==== Material for this exercise ====
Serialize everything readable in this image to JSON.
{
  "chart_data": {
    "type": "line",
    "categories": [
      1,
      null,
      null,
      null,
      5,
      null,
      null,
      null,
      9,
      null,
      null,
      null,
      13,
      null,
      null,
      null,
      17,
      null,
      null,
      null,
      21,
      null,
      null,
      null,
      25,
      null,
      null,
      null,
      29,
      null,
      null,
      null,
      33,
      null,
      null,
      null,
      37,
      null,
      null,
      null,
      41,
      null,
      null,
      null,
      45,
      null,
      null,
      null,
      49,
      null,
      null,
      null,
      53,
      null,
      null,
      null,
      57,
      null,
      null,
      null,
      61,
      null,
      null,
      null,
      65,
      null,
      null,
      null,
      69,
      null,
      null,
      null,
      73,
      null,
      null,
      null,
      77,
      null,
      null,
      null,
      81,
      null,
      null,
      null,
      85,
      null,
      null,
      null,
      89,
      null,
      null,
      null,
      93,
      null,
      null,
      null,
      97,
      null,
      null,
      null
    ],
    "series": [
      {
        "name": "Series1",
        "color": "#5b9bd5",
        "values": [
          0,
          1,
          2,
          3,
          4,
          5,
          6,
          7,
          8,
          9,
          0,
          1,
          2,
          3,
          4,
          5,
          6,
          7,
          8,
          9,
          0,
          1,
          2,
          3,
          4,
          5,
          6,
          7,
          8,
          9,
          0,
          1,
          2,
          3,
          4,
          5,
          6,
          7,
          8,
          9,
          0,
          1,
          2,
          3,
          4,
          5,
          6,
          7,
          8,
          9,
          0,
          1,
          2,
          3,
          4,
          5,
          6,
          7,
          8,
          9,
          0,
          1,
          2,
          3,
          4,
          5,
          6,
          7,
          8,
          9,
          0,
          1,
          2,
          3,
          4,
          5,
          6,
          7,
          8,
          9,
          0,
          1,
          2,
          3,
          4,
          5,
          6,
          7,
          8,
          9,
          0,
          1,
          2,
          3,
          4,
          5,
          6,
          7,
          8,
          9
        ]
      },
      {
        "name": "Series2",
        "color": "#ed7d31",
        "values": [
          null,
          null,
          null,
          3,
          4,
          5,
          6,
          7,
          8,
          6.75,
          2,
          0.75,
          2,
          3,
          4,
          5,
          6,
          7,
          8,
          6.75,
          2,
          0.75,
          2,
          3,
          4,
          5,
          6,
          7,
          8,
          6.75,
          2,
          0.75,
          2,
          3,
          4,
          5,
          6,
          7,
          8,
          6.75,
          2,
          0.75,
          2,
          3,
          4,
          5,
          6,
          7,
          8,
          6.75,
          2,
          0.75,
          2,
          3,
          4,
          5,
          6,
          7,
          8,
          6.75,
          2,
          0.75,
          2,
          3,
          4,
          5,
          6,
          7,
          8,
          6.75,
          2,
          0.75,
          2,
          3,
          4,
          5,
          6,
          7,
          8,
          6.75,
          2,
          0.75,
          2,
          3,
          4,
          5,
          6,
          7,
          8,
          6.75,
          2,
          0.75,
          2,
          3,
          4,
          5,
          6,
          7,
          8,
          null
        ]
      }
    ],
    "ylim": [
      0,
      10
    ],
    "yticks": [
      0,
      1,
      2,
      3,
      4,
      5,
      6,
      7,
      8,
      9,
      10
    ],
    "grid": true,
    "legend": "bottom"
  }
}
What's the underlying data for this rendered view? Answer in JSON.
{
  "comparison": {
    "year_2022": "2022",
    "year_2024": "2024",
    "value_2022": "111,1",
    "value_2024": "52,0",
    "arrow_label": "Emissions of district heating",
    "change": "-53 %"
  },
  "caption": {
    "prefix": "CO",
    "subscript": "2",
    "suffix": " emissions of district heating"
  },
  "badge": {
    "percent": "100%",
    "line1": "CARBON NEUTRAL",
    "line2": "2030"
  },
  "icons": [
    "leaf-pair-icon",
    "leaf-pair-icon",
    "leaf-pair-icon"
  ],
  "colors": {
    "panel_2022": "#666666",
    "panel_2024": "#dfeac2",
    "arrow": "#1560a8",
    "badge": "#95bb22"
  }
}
====
**Aim:** Copy each line of the data exactly, leaving nothing out.

**Written answer:**
Serialize everything readable in this image to JSON.
{
  "chart_data": {
    "type": "line",
    "categories": [
      1,
      null,
      null,
      null,
      5,
      null,
      null,
      null,
      9,
      null,
      null,
      null,
      13,
      null,
      null,
      null,
      17,
      null,
      null,
      null,
      21,
      null,
      null,
      null,
      25,
      null,
      null,
      null,
      29,
      null,
      null,
      null,
      33,
      null,
      null,
      null,
      37,
      null,
      null,
      null,
      41,
      null,
      null,
      null,
      45,
      null,
      null,
      null,
      49,
      null,
      null,
      null,
      53,
      null,
      null,
      null,
      57,
      null,
      null,
      null,
      61,
      null,
      null,
      null,
      65,
      null,
      null,
      null,
      69,
      null,
      null,
      null,
      73,
      null,
      null,
      null,
      77,
      null,
      null,
      null,
      81,
      null,
      null,
      null,
      85,
      null,
      null,
      null,
      89,
      null,
      null,
      null,
      93,
      null,
      null,
      null,
      97,
      null,
      null,
      null
    ],
    "series": [
      {
        "name": "Series1",
        "color": "#5b9bd5",
        "values": [
          0,
          1,
          2,
          3,
          4,
          5,
          6,
          7,
          8,
          9,
          0,
          1,
          2,
          3,
          4,
          5,
          6,
          7,
          8,
          9,
          0,
          1,
          2,
          3,
          4,
          5,
          6,
          7,
          8,
          9,
          0,
          1,
          2,
          3,
          4,
          5,
          6,
          7,
          8,
          9,
          0,
          1,
          2,
          3,
          4,
          5,
          6,
          7,
          8,
          9,
          0,
          1,
          2,
          3,
          4,
          5,
          6,
          7,
          8,
          9,
          0,
          1,
          2,
          3,
          4,
          5,
          6,
          7,
          8,
          9,
          0,
          1,
          2,
          3,
          4,
          5,
          6,
          7,
          8,
          9,
          0,
          1,
          2,
          3,
          4,
          5,
          6,
          7,
          8,
          9,
          0,
          1,
          2,
          3,
          4,
          5,
          6,
          7,
          8,
          9
        ]
      },
      {
        "name": "Series2",
        "color": "#ed7d31",
        "values": [
          null,
          null,
          null,
          3,
          4,
          5,
          6,
          7,
          8,
          6.75,
          2,
          0.75,
          2,
          3,
          4,
          5,
          6,
          7,
          8,
          6.75,
          2,
          0.75,
          2,
          3,
          4,
          5,
          6,
          7,
          8,
          6.75,
          2,
          0.75,
          2,
          3,
          4,
          5,
          6,
          7,
          8,
          6.75,
          2,
          0.75,
          2,
          3,
          4,
          5,
          6,
          7,
          8,
          6.75,
          2,
          0.75,
          2,
          3,
          4,
          5,
          6,
          7,
          8,
          6.75,
          2,
          0.75,
          2,
          3,
          4,
          5,
          6,
          7,
          8,
          6.75,
          2,
          0.75,
          2,
          3,
          4,
          5,
          6,
          7,
          8,
          6.75,
          2,
          0.75,
          2,
          3,
          4,
          5,
          6,
          7,
          8,
          6.75,
          2,
          0.75,
          2,
          3,
          4,
          5,
          6,
          7,
          8,
          null
        ]
      }
    ],
    "ylim": [
      0,
      10
    ],
    "yticks": [
      0,
      1,
      2,
      3,
      4,
      5,
      6,
      7,
      8,
      9,
      10
    ],
    "grid": true,
    "legend": "bottom"
  }
}
What's the underlying data for this rendered view? Answer in JSON.
{
  "comparison": {
    "year_2022": "2022",
    "year_2024": "2024",
    "value_2022": "111,1",
    "value_2024": "52,0",
    "arrow_label": "Emissions of district heating",
    "change": "-53 %"
  },
  "caption": {
    "prefix": "CO",
    "subscript": "2",
    "suffix": " emissions of district heating"
  },
  "badge": {
    "percent": "100%",
    "line1": "CARBON NEUTRAL",
    "line2": "2030"
  },
  "icons": [
    "leaf-pair-icon",
    "leaf-pair-icon",
    "leaf-pair-icon"
  ],
  "colors": {
    "panel_2022": "#666666",
    "panel_2024": "#dfeac2",
    "arrow": "#1560a8",
    "badge": "#95bb22"
  }
}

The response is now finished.